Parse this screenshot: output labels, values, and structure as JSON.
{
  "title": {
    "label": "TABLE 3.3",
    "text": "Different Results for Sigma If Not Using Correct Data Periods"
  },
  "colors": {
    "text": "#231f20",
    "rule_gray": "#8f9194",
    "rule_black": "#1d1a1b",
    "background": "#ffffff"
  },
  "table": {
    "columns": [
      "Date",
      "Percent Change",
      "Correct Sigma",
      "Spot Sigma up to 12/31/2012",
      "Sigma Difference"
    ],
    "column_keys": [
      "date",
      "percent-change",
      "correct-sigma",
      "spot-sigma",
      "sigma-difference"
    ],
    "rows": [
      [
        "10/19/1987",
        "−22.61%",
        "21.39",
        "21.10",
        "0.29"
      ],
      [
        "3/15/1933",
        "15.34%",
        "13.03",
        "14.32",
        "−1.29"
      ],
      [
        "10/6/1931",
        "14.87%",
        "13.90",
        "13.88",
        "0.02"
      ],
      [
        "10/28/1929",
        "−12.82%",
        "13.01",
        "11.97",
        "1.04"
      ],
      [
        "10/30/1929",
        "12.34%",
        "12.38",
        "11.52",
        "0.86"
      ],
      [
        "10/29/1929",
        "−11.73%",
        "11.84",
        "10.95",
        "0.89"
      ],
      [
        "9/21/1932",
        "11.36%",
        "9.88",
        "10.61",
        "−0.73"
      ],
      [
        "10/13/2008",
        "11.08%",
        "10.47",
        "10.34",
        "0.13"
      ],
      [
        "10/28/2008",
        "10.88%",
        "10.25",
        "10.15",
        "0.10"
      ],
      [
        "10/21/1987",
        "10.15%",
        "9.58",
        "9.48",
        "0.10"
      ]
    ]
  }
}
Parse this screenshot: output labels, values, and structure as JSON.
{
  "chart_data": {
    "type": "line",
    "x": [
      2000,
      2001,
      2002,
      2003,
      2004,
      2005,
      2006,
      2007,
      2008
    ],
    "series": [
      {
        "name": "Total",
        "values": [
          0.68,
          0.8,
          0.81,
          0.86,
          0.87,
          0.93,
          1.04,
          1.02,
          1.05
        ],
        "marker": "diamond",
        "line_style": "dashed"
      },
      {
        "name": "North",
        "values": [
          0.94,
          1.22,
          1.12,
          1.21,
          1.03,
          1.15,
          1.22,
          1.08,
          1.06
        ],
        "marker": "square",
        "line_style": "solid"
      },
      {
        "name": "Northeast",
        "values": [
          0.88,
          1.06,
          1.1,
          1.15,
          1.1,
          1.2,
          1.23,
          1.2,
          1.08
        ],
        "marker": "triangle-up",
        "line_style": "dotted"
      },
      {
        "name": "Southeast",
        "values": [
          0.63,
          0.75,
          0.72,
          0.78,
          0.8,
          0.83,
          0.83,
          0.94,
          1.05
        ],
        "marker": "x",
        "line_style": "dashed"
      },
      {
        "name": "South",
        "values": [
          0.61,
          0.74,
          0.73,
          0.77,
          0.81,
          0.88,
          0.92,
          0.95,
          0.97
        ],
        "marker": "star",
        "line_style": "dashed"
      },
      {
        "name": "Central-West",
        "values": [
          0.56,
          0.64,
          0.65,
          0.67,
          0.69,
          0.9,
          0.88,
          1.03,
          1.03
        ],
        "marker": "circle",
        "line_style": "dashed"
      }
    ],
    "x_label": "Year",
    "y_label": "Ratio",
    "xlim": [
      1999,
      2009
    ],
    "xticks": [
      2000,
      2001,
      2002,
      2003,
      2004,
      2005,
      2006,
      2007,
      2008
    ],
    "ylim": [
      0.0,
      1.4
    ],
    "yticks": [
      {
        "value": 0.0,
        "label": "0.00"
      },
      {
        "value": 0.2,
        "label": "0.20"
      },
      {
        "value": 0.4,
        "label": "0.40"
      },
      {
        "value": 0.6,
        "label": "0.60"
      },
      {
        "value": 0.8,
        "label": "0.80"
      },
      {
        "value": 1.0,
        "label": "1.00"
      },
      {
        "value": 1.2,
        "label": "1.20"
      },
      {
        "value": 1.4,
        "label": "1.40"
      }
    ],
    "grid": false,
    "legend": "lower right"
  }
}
----------------------------------------
■ PROBLEM TO WORK ON
Return the full listing, character for character.

■ EXPECTED OUTPUT
Parse this screenshot: output labels, values, and structure as JSON.
{
  "title": {
    "label": "TABLE 3.3",
    "text": "Different Results for Sigma If Not Using Correct Data Periods"
  },
  "colors": {
    "text": "#231f20",
    "rule_gray": "#8f9194",
    "rule_black": "#1d1a1b",
    "background": "#ffffff"
  },
  "table": {
    "columns": [
      "Date",
      "Percent Change",
      "Correct Sigma",
      "Spot Sigma up to 12/31/2012",
      "Sigma Difference"
    ],
    "column_keys": [
      "date",
      "percent-change",
      "correct-sigma",
      "spot-sigma",
      "sigma-difference"
    ],
    "rows": [
      [
        "10/19/1987",
        "−22.61%",
        "21.39",
        "21.10",
        "0.29"
      ],
      [
        "3/15/1933",
        "15.34%",
        "13.03",
        "14.32",
        "−1.29"
      ],
      [
        "10/6/1931",
        "14.87%",
        "13.90",
        "13.88",
        "0.02"
      ],
      [
        "10/28/1929",
        "−12.82%",
        "13.01",
        "11.97",
        "1.04"
      ],
      [
        "10/30/1929",
        "12.34%",
        "12.38",
        "11.52",
        "0.86"
      ],
      [
        "10/29/1929",
        "−11.73%",
        "11.84",
        "10.95",
        "0.89"
      ],
      [
        "9/21/1932",
        "11.36%",
        "9.88",
        "10.61",
        "−0.73"
      ],
      [
        "10/13/2008",
        "11.08%",
        "10.47",
        "10.34",
        "0.13"
      ],
      [
        "10/28/2008",
        "10.88%",
        "10.25",
        "10.15",
        "0.10"
      ],
      [
        "10/21/1987",
        "10.15%",
        "9.58",
        "9.48",
        "0.10"
      ]
    ]
  }
}
Parse this screenshot: output labels, values, and structure as JSON.
{
  "chart_data": {
    "type": "line",
    "x": [
      2000,
      2001,
      2002,
      2003,
      2004,
      2005,
      2006,
      2007,
      2008
    ],
    "series": [
      {
        "name": "Total",
        "values": [
          0.68,
          0.8,
          0.81,
          0.86,
          0.87,
          0.93,
          1.04,
          1.02,
          1.05
        ],
        "marker": "diamond",
        "line_style": "dashed"
      },
      {
        "name": "North",
        "values": [
          0.94,
          1.22,
          1.12,
          1.21,
          1.03,
          1.15,
          1.22,
          1.08,
          1.06
        ],
        "marker": "square",
        "line_style": "solid"
      },
      {
        "name": "Northeast",
        "values": [
          0.88,
          1.06,
          1.1,
          1.15,
          1.1,
          1.2,
          1.23,
          1.2,
          1.08
        ],
        "marker": "triangle-up",
        "line_style": "dotted"
      },
      {
        "name": "Southeast",
        "values": [
          0.63,
          0.75,
          0.72,
          0.78,
          0.8,
          0.83,
          0.83,
          0.94,
          1.05
        ],
        "marker": "x",
        "line_style": "dashed"
      },
      {
        "name": "South",
        "values": [
          0.61,
          0.74,
          0.73,
          0.77,
          0.81,
          0.88,
          0.92,
          0.95,
          0.97
        ],
        "marker": "star",
        "line_style": "dashed"
      },
      {
        "name": "Central-West",
        "values": [
          0.56,
          0.64,
          0.65,
          0.67,
          0.69,
          0.9,
          0.88,
          1.03,
          1.03
        ],
        "marker": "circle",
        "line_style": "dashed"
      }
    ],
    "x_label": "Year",
    "y_label": "Ratio",
    "xlim": [
      1999,
      2009
    ],
    "xticks": [
      2000,
      2001,
      2002,
      2003,
      2004,
      2005,
      2006,
      2007,
      2008
    ],
    "ylim": [
      0.0,
      1.4
    ],
    "yticks": [
      {
        "value": 0.0,
        "label": "0.00"
      },
      {
        "value": 0.2,
        "label": "0.20"
      },
      {
        "value": 0.4,
        "label": "0.40"
      },
      {
        "value": 0.6,
        "label": "0.60"
      },
      {
        "value": 0.8,
        "label": "0.80"
      },
      {
        "value": 1.0,
        "label": "1.00"
      },
      {
        "value": 1.2,
        "label": "1.20"
      },
      {
        "value": 1.4,
        "label": "1.40"
      }
    ],
    "grid": false,
    "legend": "lower right"
  }
}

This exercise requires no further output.